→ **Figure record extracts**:
↓↓↓

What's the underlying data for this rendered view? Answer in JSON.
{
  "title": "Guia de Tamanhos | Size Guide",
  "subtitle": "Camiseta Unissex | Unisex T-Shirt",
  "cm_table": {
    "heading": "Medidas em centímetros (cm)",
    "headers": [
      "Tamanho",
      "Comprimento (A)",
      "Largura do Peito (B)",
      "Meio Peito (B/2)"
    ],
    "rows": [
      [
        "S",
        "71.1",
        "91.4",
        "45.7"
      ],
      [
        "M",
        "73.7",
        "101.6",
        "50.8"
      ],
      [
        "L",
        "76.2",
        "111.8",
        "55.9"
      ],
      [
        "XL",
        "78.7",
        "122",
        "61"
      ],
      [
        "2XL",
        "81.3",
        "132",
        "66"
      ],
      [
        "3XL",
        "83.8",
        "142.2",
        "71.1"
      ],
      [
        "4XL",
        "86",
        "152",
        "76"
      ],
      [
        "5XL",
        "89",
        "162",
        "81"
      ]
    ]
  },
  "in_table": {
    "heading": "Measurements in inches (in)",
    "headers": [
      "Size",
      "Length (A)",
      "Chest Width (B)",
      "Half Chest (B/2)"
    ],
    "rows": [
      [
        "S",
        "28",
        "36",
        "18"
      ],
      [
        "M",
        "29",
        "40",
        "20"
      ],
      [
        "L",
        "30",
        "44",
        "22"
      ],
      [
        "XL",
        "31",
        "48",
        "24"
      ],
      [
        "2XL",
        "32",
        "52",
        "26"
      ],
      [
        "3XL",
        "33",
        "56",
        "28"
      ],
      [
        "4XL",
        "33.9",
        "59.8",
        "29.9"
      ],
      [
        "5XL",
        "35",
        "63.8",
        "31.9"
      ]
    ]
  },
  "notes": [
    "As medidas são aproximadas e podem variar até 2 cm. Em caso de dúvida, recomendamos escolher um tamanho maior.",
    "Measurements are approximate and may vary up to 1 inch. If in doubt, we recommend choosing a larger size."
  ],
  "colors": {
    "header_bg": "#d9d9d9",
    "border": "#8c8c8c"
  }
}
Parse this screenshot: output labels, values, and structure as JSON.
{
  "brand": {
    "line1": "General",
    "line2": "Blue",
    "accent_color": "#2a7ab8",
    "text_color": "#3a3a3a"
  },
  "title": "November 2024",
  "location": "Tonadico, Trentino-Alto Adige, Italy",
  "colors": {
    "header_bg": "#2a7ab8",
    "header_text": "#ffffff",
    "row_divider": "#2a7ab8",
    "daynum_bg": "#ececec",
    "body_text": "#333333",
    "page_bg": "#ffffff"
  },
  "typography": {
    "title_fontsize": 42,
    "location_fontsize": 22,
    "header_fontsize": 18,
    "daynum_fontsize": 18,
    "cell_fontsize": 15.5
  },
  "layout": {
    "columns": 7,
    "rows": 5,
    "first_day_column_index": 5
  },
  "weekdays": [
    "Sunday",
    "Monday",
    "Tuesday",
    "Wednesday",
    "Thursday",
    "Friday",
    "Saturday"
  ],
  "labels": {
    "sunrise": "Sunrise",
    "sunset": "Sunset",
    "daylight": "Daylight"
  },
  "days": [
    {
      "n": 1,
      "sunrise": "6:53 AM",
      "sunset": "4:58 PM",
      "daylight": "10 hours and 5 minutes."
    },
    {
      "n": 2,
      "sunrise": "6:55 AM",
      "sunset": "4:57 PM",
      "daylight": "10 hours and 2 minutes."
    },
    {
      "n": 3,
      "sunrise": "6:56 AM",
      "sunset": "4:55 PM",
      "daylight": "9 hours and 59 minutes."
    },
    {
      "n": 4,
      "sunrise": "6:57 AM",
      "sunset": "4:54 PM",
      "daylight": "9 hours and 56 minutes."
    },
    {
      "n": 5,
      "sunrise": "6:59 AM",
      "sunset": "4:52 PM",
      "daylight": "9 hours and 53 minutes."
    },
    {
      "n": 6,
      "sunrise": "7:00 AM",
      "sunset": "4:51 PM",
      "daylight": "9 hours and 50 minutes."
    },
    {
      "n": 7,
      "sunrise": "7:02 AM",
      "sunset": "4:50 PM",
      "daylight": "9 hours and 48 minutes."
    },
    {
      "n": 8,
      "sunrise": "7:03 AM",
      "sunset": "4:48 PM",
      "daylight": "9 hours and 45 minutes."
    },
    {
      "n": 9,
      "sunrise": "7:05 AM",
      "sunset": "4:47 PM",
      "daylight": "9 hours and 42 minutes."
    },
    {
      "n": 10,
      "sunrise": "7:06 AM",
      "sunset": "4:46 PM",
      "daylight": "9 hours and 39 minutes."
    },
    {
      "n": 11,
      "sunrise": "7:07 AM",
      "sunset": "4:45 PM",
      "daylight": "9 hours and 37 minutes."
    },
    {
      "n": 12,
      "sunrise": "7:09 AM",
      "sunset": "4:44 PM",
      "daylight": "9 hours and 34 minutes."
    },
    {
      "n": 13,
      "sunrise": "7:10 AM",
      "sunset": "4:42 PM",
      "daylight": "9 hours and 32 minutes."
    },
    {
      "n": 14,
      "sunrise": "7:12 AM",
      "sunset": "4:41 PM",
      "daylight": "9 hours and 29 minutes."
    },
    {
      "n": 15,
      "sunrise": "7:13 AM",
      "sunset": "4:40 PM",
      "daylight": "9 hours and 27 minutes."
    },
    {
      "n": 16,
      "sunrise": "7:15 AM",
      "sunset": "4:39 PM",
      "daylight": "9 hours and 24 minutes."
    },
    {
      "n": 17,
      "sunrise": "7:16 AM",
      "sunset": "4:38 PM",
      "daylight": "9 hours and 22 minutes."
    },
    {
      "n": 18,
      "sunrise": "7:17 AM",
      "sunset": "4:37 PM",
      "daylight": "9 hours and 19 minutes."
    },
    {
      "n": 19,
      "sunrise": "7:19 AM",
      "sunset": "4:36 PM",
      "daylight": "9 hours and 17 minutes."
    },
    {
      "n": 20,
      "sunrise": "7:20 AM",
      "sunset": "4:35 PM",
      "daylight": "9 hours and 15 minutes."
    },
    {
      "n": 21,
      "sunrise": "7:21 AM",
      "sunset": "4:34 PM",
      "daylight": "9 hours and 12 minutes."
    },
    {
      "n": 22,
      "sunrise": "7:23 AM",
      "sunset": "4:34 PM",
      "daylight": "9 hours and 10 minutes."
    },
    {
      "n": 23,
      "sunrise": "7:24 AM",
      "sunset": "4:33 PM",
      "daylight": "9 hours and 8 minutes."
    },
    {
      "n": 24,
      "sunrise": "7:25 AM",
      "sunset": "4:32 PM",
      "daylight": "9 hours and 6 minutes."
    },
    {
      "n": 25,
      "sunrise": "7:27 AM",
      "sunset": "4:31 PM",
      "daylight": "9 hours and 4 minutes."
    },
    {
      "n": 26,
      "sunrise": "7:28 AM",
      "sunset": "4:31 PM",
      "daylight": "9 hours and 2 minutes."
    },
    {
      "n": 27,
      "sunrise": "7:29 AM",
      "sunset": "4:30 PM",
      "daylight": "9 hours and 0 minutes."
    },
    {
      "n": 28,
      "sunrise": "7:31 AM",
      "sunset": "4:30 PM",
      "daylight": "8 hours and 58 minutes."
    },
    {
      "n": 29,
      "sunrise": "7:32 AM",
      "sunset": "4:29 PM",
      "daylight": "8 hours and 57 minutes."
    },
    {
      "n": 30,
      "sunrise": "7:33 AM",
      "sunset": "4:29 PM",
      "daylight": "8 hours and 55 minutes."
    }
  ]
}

↑↑↑

Copy out the whole listing exactly as written.

What's the underlying data for this rendered view? Answer in JSON.
{
  "title": "Guia de Tamanhos | Size Guide",
  "subtitle": "Camiseta Unissex | Unisex T-Shirt",
  "cm_table": {
    "heading": "Medidas em centímetros (cm)",
    "headers": [
      "Tamanho",
      "Comprimento (A)",
      "Largura do Peito (B)",
      "Meio Peito (B/2)"
    ],
    "rows": [
      [
        "S",
        "71.1",
        "91.4",
        "45.7"
      ],
      [
        "M",
        "73.7",
        "101.6",
        "50.8"
      ],
      [
        "L",
        "76.2",
        "111.8",
        "55.9"
      ],
      [
        "XL",
        "78.7",
        "122",
        "61"
      ],
      [
        "2XL",
        "81.3",
        "132",
        "66"
      ],
      [
        "3XL",
        "83.8",
        "142.2",
        "71.1"
      ],
      [
        "4XL",
        "86",
        "152",
        "76"
      ],
      [
        "5XL",
        "89",
        "162",
        "81"
      ]
    ]
  },
  "in_table": {
    "heading": "Measurements in inches (in)",
    "headers": [
      "Size",
      "Length (A)",
      "Chest Width (B)",
      "Half Chest (B/2)"
    ],
    "rows": [
      [
        "S",
        "28",
        "36",
        "18"
      ],
      [
        "M",
        "29",
        "40",
        "20"
      ],
      [
        "L",
        "30",
        "44",
        "22"
      ],
      [
        "XL",
        "31",
        "48",
        "24"
      ],
      [
        "2XL",
        "32",
        "52",
        "26"
      ],
      [
        "3XL",
        "33",
        "56",
        "28"
      ],
      [
        "4XL",
        "33.9",
        "59.8",
        "29.9"
      ],
      [
        "5XL",
        "35",
        "63.8",
        "31.9"
      ]
    ]
  },
  "notes": [
    "As medidas são aproximadas e podem variar até 2 cm. Em caso de dúvida, recomendamos escolher um tamanho maior.",
    "Measurements are approximate and may vary up to 1 inch. If in doubt, we recommend choosing a larger size."
  ],
  "colors": {
    "header_bg": "#d9d9d9",
    "border": "#8c8c8c"
  }
}
Parse this screenshot: output labels, values, and structure as JSON.
{
  "brand": {
    "line1": "General",
    "line2": "Blue",
    "accent_color": "#2a7ab8",
    "text_color": "#3a3a3a"
  },
  "title": "November 2024",
  "location": "Tonadico, Trentino-Alto Adige, Italy",
  "colors": {
    "header_bg": "#2a7ab8",
    "header_text": "#ffffff",
    "row_divider": "#2a7ab8",
    "daynum_bg": "#ececec",
    "body_text": "#333333",
    "page_bg": "#ffffff"
  },
  "typography": {
    "title_fontsize": 42,
    "location_fontsize": 22,
    "header_fontsize": 18,
    "daynum_fontsize": 18,
    "cell_fontsize": 15.5
  },
  "layout": {
    "columns": 7,
    "rows": 5,
    "first_day_column_index": 5
  },
  "weekdays": [
    "Sunday",
    "Monday",
    "Tuesday",
    "Wednesday",
    "Thursday",
    "Friday",
    "Saturday"
  ],
  "labels": {
    "sunrise": "Sunrise",
    "sunset": "Sunset",
    "daylight": "Daylight"
  },
  "days": [
    {
      "n": 1,
      "sunrise": "6:53 AM",
      "sunset": "4:58 PM",
      "daylight": "10 hours and 5 minutes."
    },
    {
      "n": 2,
      "sunrise": "6:55 AM",
      "sunset": "4:57 PM",
      "daylight": "10 hours and 2 minutes."
    },
    {
      "n": 3,
      "sunrise": "6:56 AM",
      "sunset": "4:55 PM",
      "daylight": "9 hours and 59 minutes."
    },
    {
      "n": 4,
      "sunrise": "6:57 AM",
      "sunset": "4:54 PM",
      "daylight": "9 hours and 56 minutes."
    },
    {
      "n": 5,
      "sunrise": "6:59 AM",
      "sunset": "4:52 PM",
      "daylight": "9 hours and 53 minutes."
    },
    {
      "n": 6,
      "sunrise": "7:00 AM",
      "sunset": "4:51 PM",
      "daylight": "9 hours and 50 minutes."
    },
    {
      "n": 7,
      "sunrise": "7:02 AM",
      "sunset": "4:50 PM",
      "daylight": "9 hours and 48 minutes."
    },
    {
      "n": 8,
      "sunrise": "7:03 AM",
      "sunset": "4:48 PM",
      "daylight": "9 hours and 45 minutes."
    },
    {
      "n": 9,
      "sunrise": "7:05 AM",
      "sunset": "4:47 PM",
      "daylight": "9 hours and 42 minutes."
    },
    {
      "n": 10,
      "sunrise": "7:06 AM",
      "sunset": "4:46 PM",
      "daylight": "9 hours and 39 minutes."
    },
    {
      "n": 11,
      "sunrise": "7:07 AM",
      "sunset": "4:45 PM",
      "daylight": "9 hours and 37 minutes."
    },
    {
      "n": 12,
      "sunrise": "7:09 AM",
      "sunset": "4:44 PM",
      "daylight": "9 hours and 34 minutes."
    },
    {
      "n": 13,
      "sunrise": "7:10 AM",
      "sunset": "4:42 PM",
      "daylight": "9 hours and 32 minutes."
    },
    {
      "n": 14,
      "sunrise": "7:12 AM",
      "sunset": "4:41 PM",
      "daylight": "9 hours and 29 minutes."
    },
    {
      "n": 15,
      "sunrise": "7:13 AM",
      "sunset": "4:40 PM",
      "daylight": "9 hours and 27 minutes."
    },
    {
      "n": 16,
      "sunrise": "7:15 AM",
      "sunset": "4:39 PM",
      "daylight": "9 hours and 24 minutes."
    },
    {
      "n": 17,
      "sunrise": "7:16 AM",
      "sunset": "4:38 PM",
      "daylight": "9 hours and 22 minutes."
    },
    {
      "n": 18,
      "sunrise": "7:17 AM",
      "sunset": "4:37 PM",
      "daylight": "9 hours and 19 minutes."
    },
    {
      "n": 19,
      "sunrise": "7:19 AM",
      "sunset": "4:36 PM",
      "daylight": "9 hours and 17 minutes."
    },
    {
      "n": 20,
      "sunrise": "7:20 AM",
      "sunset": "4:35 PM",
      "daylight": "9 hours and 15 minutes."
    },
    {
      "n": 21,
      "sunrise": "7:21 AM",
      "sunset": "4:34 PM",
      "daylight": "9 hours and 12 minutes."
    },
    {
      "n": 22,
      "sunrise": "7:23 AM",
      "sunset": "4:34 PM",
      "daylight": "9 hours and 10 minutes."
    },
    {
      "n": 23,
      "sunrise": "7:24 AM",
      "sunset": "4:33 PM",
      "daylight": "9 hours and 8 minutes."
    },
    {
      "n": 24,
      "sunrise": "7:25 AM",
      "sunset": "4:32 PM",
      "daylight": "9 hours and 6 minutes."
    },
    {
      "n": 25,
      "sunrise": "7:27 AM",
      "sunset": "4:31 PM",
      "daylight": "9 hours and 4 minutes."
    },
    {
      "n": 26,
      "sunrise": "7:28 AM",
      "sunset": "4:31 PM",
      "daylight": "9 hours and 2 minutes."
    },
    {
      "n": 27,
      "sunrise": "7:29 AM",
      "sunset": "4:30 PM",
      "daylight": "9 hours and 0 minutes."
    },
    {
      "n": 28,
      "sunrise": "7:31 AM",
      "sunset": "4:30 PM",
      "daylight": "8 hours and 58 minutes."
    },
    {
      "n": 29,
      "sunrise": "7:32 AM",
      "sunset": "4:29 PM",
      "daylight": "8 hours and 57 minutes."
    },
    {
      "n": 30,
      "sunrise": "7:33 AM",
      "sunset": "4:29 PM",
      "daylight": "8 hours and 55 minutes."
    }
  ]
}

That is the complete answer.